From sculptural minimalism to theatrical sensuality, Paris delivered a season of introspection and reinvention

The City of Light, Reimagined: Paris Fashion Week Pt.1
Dior SS26, Image courtesy Dior

Paris Fashion Week SS26 ushered in a season of bold reinvention and reverent nostalgia, where heritage houses tussled with fresh voices, and runaway theatricality shared space with whisper-soft sophistication.

In Part I of our roundup, we spotlight the most compelling collections whose runway narratives left an imprint: from crystalline modernism to rococo opulence, heroic tailoring to eco-conscious minimalism.

Below, we trace the inspirations behind each house’s SS26 vision: the myths they reimagined, the histories they excavated, and the dreams they dared to refashion:

SAINT LAURENT

Under Anthony Vaccarello, Saint Laurent’s SS26 collection embraced the 1980s as a moment of power: with exaggerated shoulders, bold bows, sculpted trenches, and sharp tailoring.
════════════════
• **To-do list**:
[1] In the Paris Fashion Week article, who led Saint Laurent when its SS26 collection embraced the 1980s?
[2] Condense the paragraph of the Paris Fashion Week article that begins "In Part I of our roundup" into a short bulleted list that keeps its main facts.
[3] Say whether each statement agrees with the Paris Fashion Week article, answering yes or no and quoting the deciding words: (a) Saint Laurent's SS26 collection included exaggerated shoulders. (b) Saint Laurent's SS26 collection embraced the 1970s. (c) The Dior SS26 image is credited to Dior.
════════════════
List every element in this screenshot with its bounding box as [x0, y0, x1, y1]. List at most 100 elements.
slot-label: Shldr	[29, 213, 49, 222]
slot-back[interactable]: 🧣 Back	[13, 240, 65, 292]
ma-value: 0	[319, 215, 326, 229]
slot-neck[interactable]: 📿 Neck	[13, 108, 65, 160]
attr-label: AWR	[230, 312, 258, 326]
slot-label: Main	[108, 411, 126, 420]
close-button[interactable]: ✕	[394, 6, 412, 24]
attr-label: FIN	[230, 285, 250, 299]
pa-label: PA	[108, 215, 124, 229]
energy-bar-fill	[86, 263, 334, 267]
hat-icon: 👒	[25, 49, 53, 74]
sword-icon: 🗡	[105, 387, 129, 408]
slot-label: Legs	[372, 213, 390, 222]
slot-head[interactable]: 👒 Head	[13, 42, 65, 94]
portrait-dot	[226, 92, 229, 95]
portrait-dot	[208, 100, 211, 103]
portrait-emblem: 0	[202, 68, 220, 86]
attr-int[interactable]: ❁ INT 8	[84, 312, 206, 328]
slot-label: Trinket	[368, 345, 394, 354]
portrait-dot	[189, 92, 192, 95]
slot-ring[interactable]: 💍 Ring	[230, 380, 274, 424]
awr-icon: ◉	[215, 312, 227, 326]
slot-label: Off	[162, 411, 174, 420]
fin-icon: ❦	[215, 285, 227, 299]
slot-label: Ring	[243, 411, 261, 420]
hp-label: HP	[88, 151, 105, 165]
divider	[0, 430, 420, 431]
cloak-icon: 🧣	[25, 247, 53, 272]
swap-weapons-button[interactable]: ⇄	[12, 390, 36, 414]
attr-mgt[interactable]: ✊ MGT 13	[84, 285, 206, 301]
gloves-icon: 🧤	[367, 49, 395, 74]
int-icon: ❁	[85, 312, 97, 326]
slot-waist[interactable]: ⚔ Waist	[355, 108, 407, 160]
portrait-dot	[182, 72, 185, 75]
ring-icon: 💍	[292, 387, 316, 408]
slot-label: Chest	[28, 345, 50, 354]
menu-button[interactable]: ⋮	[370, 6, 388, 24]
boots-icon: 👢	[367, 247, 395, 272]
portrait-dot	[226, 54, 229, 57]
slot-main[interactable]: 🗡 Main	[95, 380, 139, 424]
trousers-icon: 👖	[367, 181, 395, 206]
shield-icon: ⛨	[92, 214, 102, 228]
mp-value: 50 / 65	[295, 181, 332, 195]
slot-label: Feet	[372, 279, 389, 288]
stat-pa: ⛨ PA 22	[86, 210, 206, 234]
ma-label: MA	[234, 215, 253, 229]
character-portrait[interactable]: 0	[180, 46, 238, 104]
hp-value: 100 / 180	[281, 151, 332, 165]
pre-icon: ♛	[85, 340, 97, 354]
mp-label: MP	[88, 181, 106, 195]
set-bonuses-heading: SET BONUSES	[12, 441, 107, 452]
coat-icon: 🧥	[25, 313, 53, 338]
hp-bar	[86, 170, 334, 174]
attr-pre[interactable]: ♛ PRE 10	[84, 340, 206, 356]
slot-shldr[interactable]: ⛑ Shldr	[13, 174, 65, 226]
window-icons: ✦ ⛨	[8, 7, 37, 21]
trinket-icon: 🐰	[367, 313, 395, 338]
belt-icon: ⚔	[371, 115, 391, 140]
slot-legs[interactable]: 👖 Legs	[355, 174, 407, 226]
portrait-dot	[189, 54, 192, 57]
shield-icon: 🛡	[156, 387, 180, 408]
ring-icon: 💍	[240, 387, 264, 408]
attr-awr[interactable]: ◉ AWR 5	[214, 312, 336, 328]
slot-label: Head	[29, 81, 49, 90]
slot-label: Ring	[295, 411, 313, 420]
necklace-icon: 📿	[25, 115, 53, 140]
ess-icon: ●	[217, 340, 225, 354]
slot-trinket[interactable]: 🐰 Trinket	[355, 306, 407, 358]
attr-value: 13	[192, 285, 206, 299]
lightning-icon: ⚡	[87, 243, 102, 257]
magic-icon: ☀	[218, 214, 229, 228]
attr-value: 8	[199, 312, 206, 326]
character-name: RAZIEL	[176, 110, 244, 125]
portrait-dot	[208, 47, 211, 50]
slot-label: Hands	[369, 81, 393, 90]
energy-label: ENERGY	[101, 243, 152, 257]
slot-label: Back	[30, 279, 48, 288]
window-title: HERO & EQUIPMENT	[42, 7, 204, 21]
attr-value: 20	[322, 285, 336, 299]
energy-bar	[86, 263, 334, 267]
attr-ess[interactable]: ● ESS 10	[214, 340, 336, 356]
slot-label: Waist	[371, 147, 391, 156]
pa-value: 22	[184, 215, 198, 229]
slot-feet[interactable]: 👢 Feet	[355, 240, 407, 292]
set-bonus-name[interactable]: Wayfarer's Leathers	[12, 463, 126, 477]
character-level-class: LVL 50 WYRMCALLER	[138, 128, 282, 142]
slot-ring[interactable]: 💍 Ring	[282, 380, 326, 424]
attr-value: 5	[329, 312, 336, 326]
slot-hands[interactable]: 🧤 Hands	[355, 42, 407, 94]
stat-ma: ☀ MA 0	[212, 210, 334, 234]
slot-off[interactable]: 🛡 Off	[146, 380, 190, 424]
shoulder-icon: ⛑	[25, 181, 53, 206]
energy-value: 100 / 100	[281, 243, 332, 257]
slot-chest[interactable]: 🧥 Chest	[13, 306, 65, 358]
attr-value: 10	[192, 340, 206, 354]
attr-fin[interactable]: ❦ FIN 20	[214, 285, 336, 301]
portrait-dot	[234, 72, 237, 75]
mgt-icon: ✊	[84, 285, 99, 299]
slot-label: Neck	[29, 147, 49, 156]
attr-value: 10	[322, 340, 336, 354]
════════════════
• **The replies**:
[1] Anthony Vaccarello.

[2]
- Part I of the roundup spotlights the most compelling collections whose runway narratives left an imprint.
- They range from crystalline modernism to rococo opulence.
- They also range from heroic tailoring to eco-conscious minimalism.

[3]
(a) Yes: "with exaggerated shoulders, bold bows, sculpted trenches, and sharp tailoring"
(b) No: "embraced the 1980s as a moment of power"
(c) Yes: "Image courtesy Dior"